Listed entries:
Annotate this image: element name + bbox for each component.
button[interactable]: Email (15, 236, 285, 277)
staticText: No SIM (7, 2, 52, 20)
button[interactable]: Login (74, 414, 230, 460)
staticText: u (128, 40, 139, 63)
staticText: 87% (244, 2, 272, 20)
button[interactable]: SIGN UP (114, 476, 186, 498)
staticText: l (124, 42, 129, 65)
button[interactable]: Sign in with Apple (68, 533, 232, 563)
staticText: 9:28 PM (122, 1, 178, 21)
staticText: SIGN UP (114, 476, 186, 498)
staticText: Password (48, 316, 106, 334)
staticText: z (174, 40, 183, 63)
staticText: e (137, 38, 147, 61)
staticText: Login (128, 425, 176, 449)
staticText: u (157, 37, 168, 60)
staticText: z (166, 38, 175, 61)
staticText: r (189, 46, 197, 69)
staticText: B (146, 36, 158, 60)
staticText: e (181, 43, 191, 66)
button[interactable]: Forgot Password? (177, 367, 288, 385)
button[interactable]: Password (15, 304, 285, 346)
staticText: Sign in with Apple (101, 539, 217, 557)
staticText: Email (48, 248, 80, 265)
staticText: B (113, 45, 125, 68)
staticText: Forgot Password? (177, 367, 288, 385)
==
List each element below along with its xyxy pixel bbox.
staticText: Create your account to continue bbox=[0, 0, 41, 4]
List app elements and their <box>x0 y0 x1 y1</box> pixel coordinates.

Stated task: Quote the lines of the material word for word, starting with the line that contains "Annotate this image: element" and stopping after the line that contains "staticText: e (137, 38, 147, 61)".

Task result:
Annotate this image: element name + bbox for each component.
button[interactable]: Email (15, 236, 285, 277)
staticText: No SIM (7, 2, 52, 20)
button[interactable]: Login (74, 414, 230, 460)
staticText: u (128, 40, 139, 63)
staticText: 87% (244, 2, 272, 20)
button[interactable]: SIGN UP (114, 476, 186, 498)
staticText: l (124, 42, 129, 65)
button[interactable]: Sign in with Apple (68, 533, 232, 563)
staticText: 9:28 PM (122, 1, 178, 21)
staticText: SIGN UP (114, 476, 186, 498)
staticText: Password (48, 316, 106, 334)
staticText: z (174, 40, 183, 63)
staticText: e (137, 38, 147, 61)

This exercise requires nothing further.